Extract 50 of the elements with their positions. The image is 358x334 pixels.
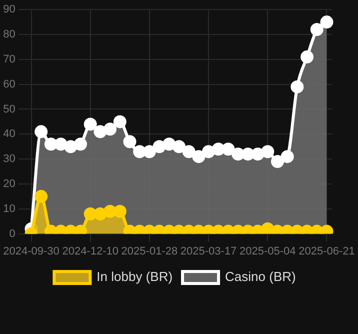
point (34, 190, 48, 203)
x-tick-label: 2025-03-17 (180, 245, 237, 258)
y-tick-label: 70 (3, 53, 16, 66)
point (54, 138, 68, 151)
point (162, 138, 176, 151)
point (232, 148, 245, 161)
y-tick-label: 60 (3, 78, 16, 90)
point (280, 150, 294, 164)
y-tick-label: 40 (3, 128, 16, 140)
point (74, 138, 88, 151)
point (261, 145, 274, 158)
point (261, 222, 274, 234)
point (123, 135, 136, 148)
y-tick-label: 30 (3, 153, 16, 166)
point (251, 148, 264, 161)
point (94, 207, 107, 220)
point (104, 122, 117, 136)
legend-label: Casino (BR) (225, 269, 296, 284)
point (44, 138, 58, 151)
x-tick-label: 2025-06-21 (298, 245, 355, 258)
y-tick-label: 80 (3, 28, 16, 41)
point (142, 145, 156, 158)
y-tick-label: 10 (3, 202, 16, 215)
point (104, 204, 117, 218)
y-tick-label: 20 (3, 178, 16, 190)
point (84, 207, 97, 220)
point (172, 140, 186, 154)
point (182, 145, 196, 158)
point (241, 148, 254, 161)
y-tick-label: 0 (9, 228, 16, 240)
point (133, 145, 146, 158)
point (212, 142, 225, 156)
legend-label: In lobby (BR) (96, 269, 173, 284)
point (84, 118, 97, 131)
point (202, 145, 216, 158)
x-tick-label: 2024-12-10 (62, 245, 118, 258)
point (192, 150, 206, 164)
point (113, 204, 126, 218)
x-tick-label: 2025-01-28 (121, 245, 178, 258)
point (34, 125, 48, 138)
point (94, 125, 107, 138)
point (270, 155, 284, 168)
x-tick-label: 2024-09-30 (3, 245, 60, 258)
y-tick-label: 50 (3, 103, 16, 116)
point (222, 142, 235, 156)
x-tick-label: 2025-05-04 (240, 245, 296, 258)
point (113, 115, 126, 128)
point (152, 140, 166, 154)
y-tick-label: 90 (3, 4, 16, 16)
point (64, 140, 78, 154)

· · · · ·

EXERCISE GOAL> Output every line of the rows above as given, without the picture.

OUTPUT BELOW>
Extract 50 of the elements with their positions. The image is 358x334 pixels.
point (34, 190, 48, 203)
x-tick-label: 2025-03-17 (180, 245, 237, 258)
y-tick-label: 70 (3, 53, 16, 66)
point (54, 138, 68, 151)
point (162, 138, 176, 151)
point (232, 148, 245, 161)
y-tick-label: 60 (3, 78, 16, 90)
point (280, 150, 294, 164)
y-tick-label: 40 (3, 128, 16, 140)
point (74, 138, 88, 151)
point (261, 145, 274, 158)
point (261, 222, 274, 234)
point (123, 135, 136, 148)
y-tick-label: 30 (3, 153, 16, 166)
point (251, 148, 264, 161)
point (94, 207, 107, 220)
point (104, 122, 117, 136)
legend-label: Casino (BR) (225, 269, 296, 284)
point (44, 138, 58, 151)
x-tick-label: 2025-06-21 (298, 245, 355, 258)
y-tick-label: 80 (3, 28, 16, 41)
point (142, 145, 156, 158)
y-tick-label: 10 (3, 202, 16, 215)
point (104, 204, 117, 218)
y-tick-label: 20 (3, 178, 16, 190)
point (84, 207, 97, 220)
point (172, 140, 186, 154)
point (182, 145, 196, 158)
point (241, 148, 254, 161)
y-tick-label: 0 (9, 228, 16, 240)
point (133, 145, 146, 158)
point (212, 142, 225, 156)
legend-label: In lobby (BR) (96, 269, 173, 284)
point (84, 118, 97, 131)
point (202, 145, 216, 158)
x-tick-label: 2024-12-10 (62, 245, 118, 258)
point (192, 150, 206, 164)
point (113, 204, 126, 218)
x-tick-label: 2025-01-28 (121, 245, 178, 258)
point (34, 125, 48, 138)
point (94, 125, 107, 138)
point (270, 155, 284, 168)
x-tick-label: 2024-09-30 (3, 245, 60, 258)
y-tick-label: 50 (3, 103, 16, 116)
point (222, 142, 235, 156)
x-tick-label: 2025-05-04 (240, 245, 296, 258)
point (113, 115, 126, 128)
point (152, 140, 166, 154)
y-tick-label: 90 (3, 4, 16, 16)
point (64, 140, 78, 154)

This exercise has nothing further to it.